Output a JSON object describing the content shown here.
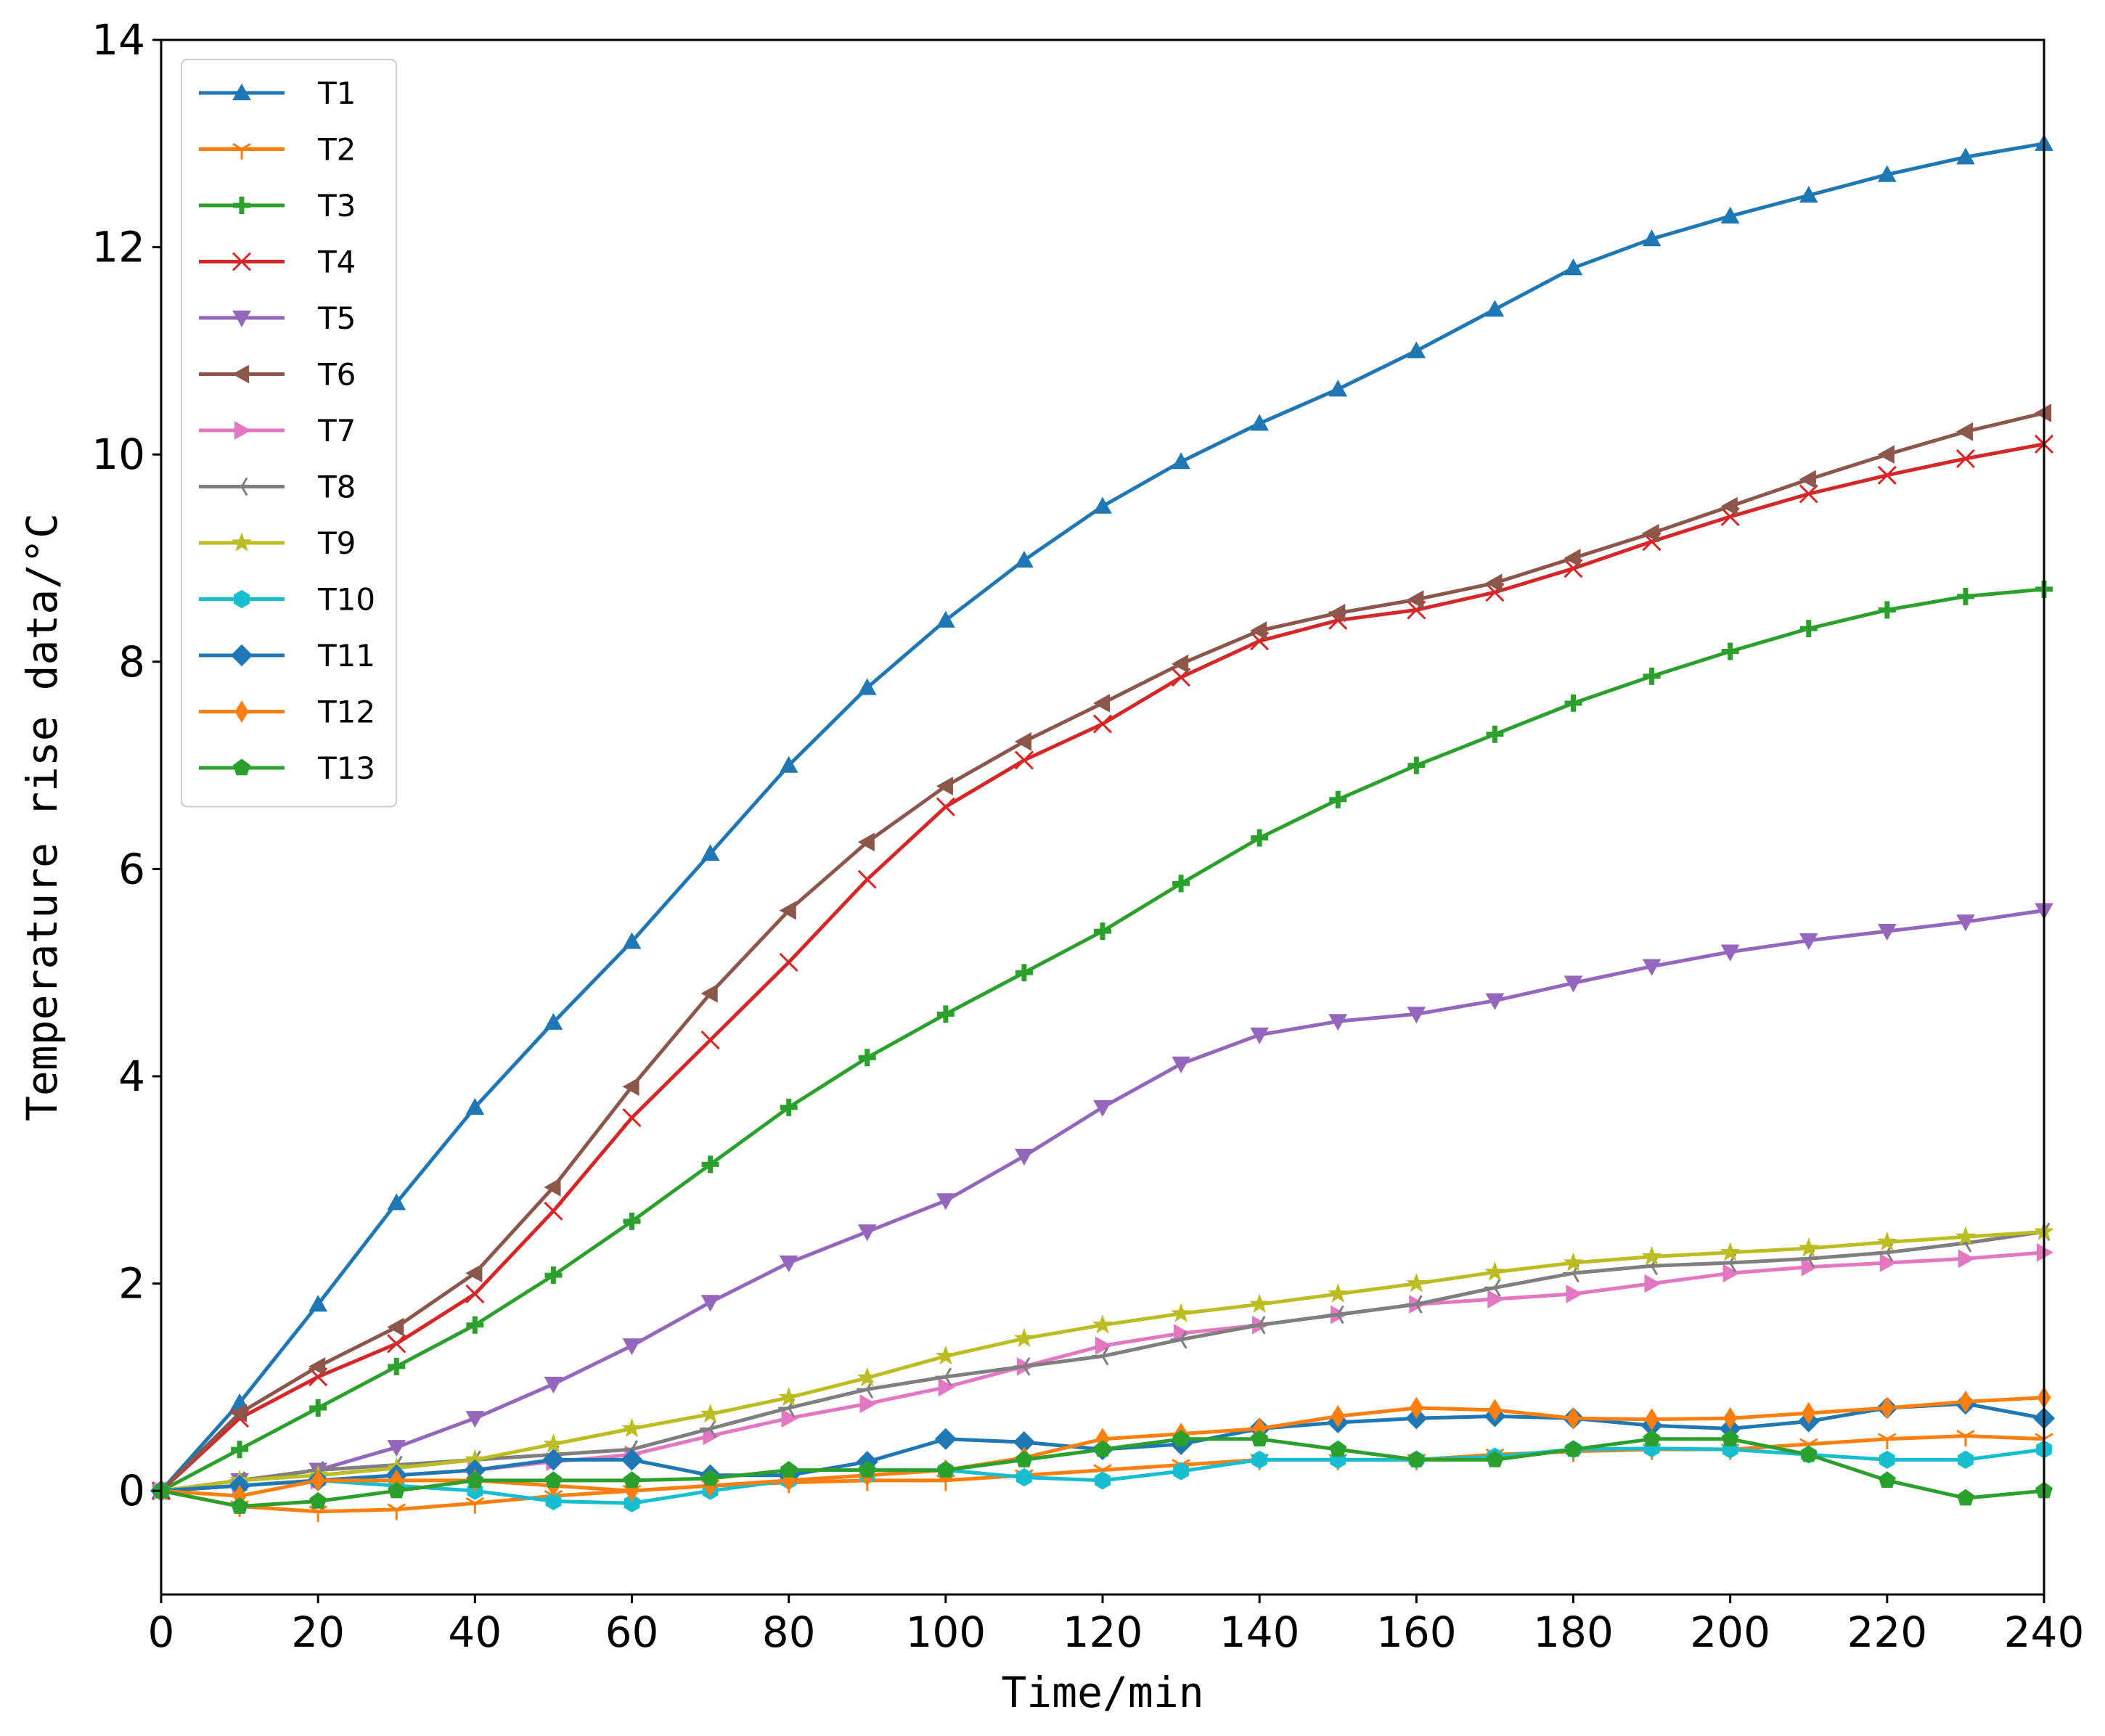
{
  "chart_data": {
    "type": "line",
    "title": "",
    "xlabel": "Time/min",
    "ylabel": "Temperature rise data/°C",
    "xlim": [
      0,
      240
    ],
    "ylim": [
      -1,
      14
    ],
    "xticks": [
      0,
      20,
      40,
      60,
      80,
      100,
      120,
      140,
      160,
      180,
      200,
      220,
      240
    ],
    "yticks": [
      0,
      2,
      4,
      6,
      8,
      10,
      12,
      14
    ],
    "grid": false,
    "legend_position": "top-left",
    "x": [
      0,
      10,
      20,
      30,
      40,
      50,
      60,
      70,
      80,
      90,
      100,
      110,
      120,
      130,
      140,
      150,
      160,
      170,
      180,
      190,
      200,
      210,
      220,
      230,
      240
    ],
    "series": [
      {
        "name": "T1",
        "color": "#1f77b4",
        "marker": "triangle-up",
        "values": [
          0,
          0.85,
          1.8,
          2.78,
          3.7,
          4.52,
          5.3,
          6.15,
          7.0,
          7.75,
          8.4,
          8.98,
          9.5,
          9.93,
          10.3,
          10.63,
          11.0,
          11.4,
          11.8,
          12.08,
          12.3,
          12.5,
          12.7,
          12.87,
          13.0
        ]
      },
      {
        "name": "T2",
        "color": "#ff7f0e",
        "marker": "tri-down",
        "values": [
          0,
          -0.15,
          -0.2,
          -0.18,
          -0.12,
          -0.05,
          0.0,
          0.05,
          0.08,
          0.1,
          0.1,
          0.15,
          0.2,
          0.25,
          0.3,
          0.3,
          0.3,
          0.35,
          0.38,
          0.4,
          0.4,
          0.45,
          0.5,
          0.53,
          0.5
        ]
      },
      {
        "name": "T3",
        "color": "#2ca02c",
        "marker": "plus",
        "values": [
          0,
          0.4,
          0.8,
          1.2,
          1.6,
          2.08,
          2.6,
          3.15,
          3.7,
          4.18,
          4.6,
          5.0,
          5.4,
          5.86,
          6.3,
          6.67,
          7.0,
          7.3,
          7.6,
          7.86,
          8.1,
          8.32,
          8.5,
          8.63,
          8.7
        ]
      },
      {
        "name": "T4",
        "color": "#d62728",
        "marker": "x",
        "values": [
          0,
          0.7,
          1.1,
          1.42,
          1.9,
          2.7,
          3.6,
          4.35,
          5.1,
          5.9,
          6.6,
          7.05,
          7.4,
          7.85,
          8.2,
          8.4,
          8.5,
          8.67,
          8.9,
          9.16,
          9.4,
          9.62,
          9.8,
          9.96,
          10.1
        ]
      },
      {
        "name": "T5",
        "color": "#9467bd",
        "marker": "triangle-down",
        "values": [
          0,
          0.1,
          0.2,
          0.42,
          0.7,
          1.03,
          1.4,
          1.82,
          2.2,
          2.5,
          2.8,
          3.23,
          3.7,
          4.12,
          4.4,
          4.53,
          4.6,
          4.73,
          4.9,
          5.06,
          5.2,
          5.31,
          5.4,
          5.49,
          5.6
        ]
      },
      {
        "name": "T6",
        "color": "#8c564b",
        "marker": "triangle-left",
        "values": [
          0,
          0.75,
          1.2,
          1.58,
          2.1,
          2.93,
          3.9,
          4.8,
          5.6,
          6.26,
          6.8,
          7.23,
          7.6,
          7.98,
          8.3,
          8.47,
          8.6,
          8.76,
          9.0,
          9.24,
          9.5,
          9.76,
          10.0,
          10.22,
          10.4
        ]
      },
      {
        "name": "T7",
        "color": "#e377c2",
        "marker": "triangle-right",
        "values": [
          0,
          0.05,
          0.1,
          0.15,
          0.2,
          0.28,
          0.35,
          0.53,
          0.7,
          0.84,
          1.0,
          1.2,
          1.4,
          1.52,
          1.6,
          1.7,
          1.8,
          1.85,
          1.9,
          2.0,
          2.1,
          2.16,
          2.2,
          2.24,
          2.3
        ]
      },
      {
        "name": "T8",
        "color": "#7f7f7f",
        "marker": "tri-left",
        "values": [
          0,
          0.1,
          0.2,
          0.25,
          0.3,
          0.35,
          0.4,
          0.6,
          0.8,
          0.98,
          1.1,
          1.2,
          1.3,
          1.46,
          1.6,
          1.7,
          1.8,
          1.96,
          2.1,
          2.17,
          2.2,
          2.24,
          2.3,
          2.39,
          2.5
        ]
      },
      {
        "name": "T9",
        "color": "#bcbd22",
        "marker": "star",
        "values": [
          0,
          0.1,
          0.15,
          0.22,
          0.3,
          0.45,
          0.6,
          0.74,
          0.9,
          1.09,
          1.3,
          1.47,
          1.6,
          1.71,
          1.8,
          1.9,
          2.0,
          2.11,
          2.2,
          2.26,
          2.3,
          2.34,
          2.4,
          2.45,
          2.5
        ]
      },
      {
        "name": "T10",
        "color": "#17becf",
        "marker": "hexagon",
        "values": [
          0,
          0.05,
          0.1,
          0.05,
          0.0,
          -0.1,
          -0.12,
          0.0,
          0.1,
          0.15,
          0.2,
          0.13,
          0.1,
          0.19,
          0.3,
          0.3,
          0.3,
          0.33,
          0.4,
          0.41,
          0.4,
          0.35,
          0.3,
          0.3,
          0.4
        ]
      },
      {
        "name": "T11",
        "color": "#1f77b4",
        "marker": "diamond",
        "values": [
          0,
          0.05,
          0.1,
          0.15,
          0.2,
          0.3,
          0.3,
          0.15,
          0.15,
          0.28,
          0.5,
          0.47,
          0.4,
          0.45,
          0.6,
          0.66,
          0.7,
          0.72,
          0.7,
          0.63,
          0.6,
          0.67,
          0.8,
          0.84,
          0.7
        ]
      },
      {
        "name": "T12",
        "color": "#ff7f0e",
        "marker": "thin-diamond",
        "values": [
          0,
          -0.05,
          0.1,
          0.1,
          0.1,
          0.05,
          0.0,
          0.05,
          0.1,
          0.15,
          0.2,
          0.32,
          0.5,
          0.55,
          0.6,
          0.72,
          0.8,
          0.78,
          0.7,
          0.69,
          0.7,
          0.75,
          0.8,
          0.86,
          0.9
        ]
      },
      {
        "name": "T13",
        "color": "#2ca02c",
        "marker": "pentagon",
        "values": [
          0,
          -0.15,
          -0.1,
          0.0,
          0.1,
          0.1,
          0.1,
          0.12,
          0.2,
          0.2,
          0.2,
          0.3,
          0.4,
          0.5,
          0.5,
          0.4,
          0.3,
          0.3,
          0.4,
          0.5,
          0.5,
          0.35,
          0.1,
          -0.07,
          0.0
        ]
      }
    ]
  }
}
_ _ _
## Directions
What comes back should match the records exactly, minus any pictures.

## Task output
Output a JSON object describing the content shown here.
{
  "chart_data": {
    "type": "line",
    "title": "",
    "xlabel": "Time/min",
    "ylabel": "Temperature rise data/°C",
    "xlim": [
      0,
      240
    ],
    "ylim": [
      -1,
      14
    ],
    "xticks": [
      0,
      20,
      40,
      60,
      80,
      100,
      120,
      140,
      160,
      180,
      200,
      220,
      240
    ],
    "yticks": [
      0,
      2,
      4,
      6,
      8,
      10,
      12,
      14
    ],
    "grid": false,
    "legend_position": "top-left",
    "x": [
      0,
      10,
      20,
      30,
      40,
      50,
      60,
      70,
      80,
      90,
      100,
      110,
      120,
      130,
      140,
      150,
      160,
      170,
      180,
      190,
      200,
      210,
      220,
      230,
      240
    ],
    "series": [
      {
        "name": "T1",
        "color": "#1f77b4",
        "marker": "triangle-up",
        "values": [
          0,
          0.85,
          1.8,
          2.78,
          3.7,
          4.52,
          5.3,
          6.15,
          7.0,
          7.75,
          8.4,
          8.98,
          9.5,
          9.93,
          10.3,
          10.63,
          11.0,
          11.4,
          11.8,
          12.08,
          12.3,
          12.5,
          12.7,
          12.87,
          13.0
        ]
      },
      {
        "name": "T2",
        "color": "#ff7f0e",
        "marker": "tri-down",
        "values": [
          0,
          -0.15,
          -0.2,
          -0.18,
          -0.12,
          -0.05,
          0.0,
          0.05,
          0.08,
          0.1,
          0.1,
          0.15,
          0.2,
          0.25,
          0.3,
          0.3,
          0.3,
          0.35,
          0.38,
          0.4,
          0.4,
          0.45,
          0.5,
          0.53,
          0.5
        ]
      },
      {
        "name": "T3",
        "color": "#2ca02c",
        "marker": "plus",
        "values": [
          0,
          0.4,
          0.8,
          1.2,
          1.6,
          2.08,
          2.6,
          3.15,
          3.7,
          4.18,
          4.6,
          5.0,
          5.4,
          5.86,
          6.3,
          6.67,
          7.0,
          7.3,
          7.6,
          7.86,
          8.1,
          8.32,
          8.5,
          8.63,
          8.7
        ]
      },
      {
        "name": "T4",
        "color": "#d62728",
        "marker": "x",
        "values": [
          0,
          0.7,
          1.1,
          1.42,
          1.9,
          2.7,
          3.6,
          4.35,
          5.1,
          5.9,
          6.6,
          7.05,
          7.4,
          7.85,
          8.2,
          8.4,
          8.5,
          8.67,
          8.9,
          9.16,
          9.4,
          9.62,
          9.8,
          9.96,
          10.1
        ]
      },
      {
        "name": "T5",
        "color": "#9467bd",
        "marker": "triangle-down",
        "values": [
          0,
          0.1,
          0.2,
          0.42,
          0.7,
          1.03,
          1.4,
          1.82,
          2.2,
          2.5,
          2.8,
          3.23,
          3.7,
          4.12,
          4.4,
          4.53,
          4.6,
          4.73,
          4.9,
          5.06,
          5.2,
          5.31,
          5.4,
          5.49,
          5.6
        ]
      },
      {
        "name": "T6",
        "color": "#8c564b",
        "marker": "triangle-left",
        "values": [
          0,
          0.75,
          1.2,
          1.58,
          2.1,
          2.93,
          3.9,
          4.8,
          5.6,
          6.26,
          6.8,
          7.23,
          7.6,
          7.98,
          8.3,
          8.47,
          8.6,
          8.76,
          9.0,
          9.24,
          9.5,
          9.76,
          10.0,
          10.22,
          10.4
        ]
      },
      {
        "name": "T7",
        "color": "#e377c2",
        "marker": "triangle-right",
        "values": [
          0,
          0.05,
          0.1,
          0.15,
          0.2,
          0.28,
          0.35,
          0.53,
          0.7,
          0.84,
          1.0,
          1.2,
          1.4,
          1.52,
          1.6,
          1.7,
          1.8,
          1.85,
          1.9,
          2.0,
          2.1,
          2.16,
          2.2,
          2.24,
          2.3
        ]
      },
      {
        "name": "T8",
        "color": "#7f7f7f",
        "marker": "tri-left",
        "values": [
          0,
          0.1,
          0.2,
          0.25,
          0.3,
          0.35,
          0.4,
          0.6,
          0.8,
          0.98,
          1.1,
          1.2,
          1.3,
          1.46,
          1.6,
          1.7,
          1.8,
          1.96,
          2.1,
          2.17,
          2.2,
          2.24,
          2.3,
          2.39,
          2.5
        ]
      },
      {
        "name": "T9",
        "color": "#bcbd22",
        "marker": "star",
        "values": [
          0,
          0.1,
          0.15,
          0.22,
          0.3,
          0.45,
          0.6,
          0.74,
          0.9,
          1.09,
          1.3,
          1.47,
          1.6,
          1.71,
          1.8,
          1.9,
          2.0,
          2.11,
          2.2,
          2.26,
          2.3,
          2.34,
          2.4,
          2.45,
          2.5
        ]
      },
      {
        "name": "T10",
        "color": "#17becf",
        "marker": "hexagon",
        "values": [
          0,
          0.05,
          0.1,
          0.05,
          0.0,
          -0.1,
          -0.12,
          0.0,
          0.1,
          0.15,
          0.2,
          0.13,
          0.1,
          0.19,
          0.3,
          0.3,
          0.3,
          0.33,
          0.4,
          0.41,
          0.4,
          0.35,
          0.3,
          0.3,
          0.4
        ]
      },
      {
        "name": "T11",
        "color": "#1f77b4",
        "marker": "diamond",
        "values": [
          0,
          0.05,
          0.1,
          0.15,
          0.2,
          0.3,
          0.3,
          0.15,
          0.15,
          0.28,
          0.5,
          0.47,
          0.4,
          0.45,
          0.6,
          0.66,
          0.7,
          0.72,
          0.7,
          0.63,
          0.6,
          0.67,
          0.8,
          0.84,
          0.7
        ]
      },
      {
        "name": "T12",
        "color": "#ff7f0e",
        "marker": "thin-diamond",
        "values": [
          0,
          -0.05,
          0.1,
          0.1,
          0.1,
          0.05,
          0.0,
          0.05,
          0.1,
          0.15,
          0.2,
          0.32,
          0.5,
          0.55,
          0.6,
          0.72,
          0.8,
          0.78,
          0.7,
          0.69,
          0.7,
          0.75,
          0.8,
          0.86,
          0.9
        ]
      },
      {
        "name": "T13",
        "color": "#2ca02c",
        "marker": "pentagon",
        "values": [
          0,
          -0.15,
          -0.1,
          0.0,
          0.1,
          0.1,
          0.1,
          0.12,
          0.2,
          0.2,
          0.2,
          0.3,
          0.4,
          0.5,
          0.5,
          0.4,
          0.3,
          0.3,
          0.4,
          0.5,
          0.5,
          0.35,
          0.1,
          -0.07,
          0.0
        ]
      }
    ]
  }
}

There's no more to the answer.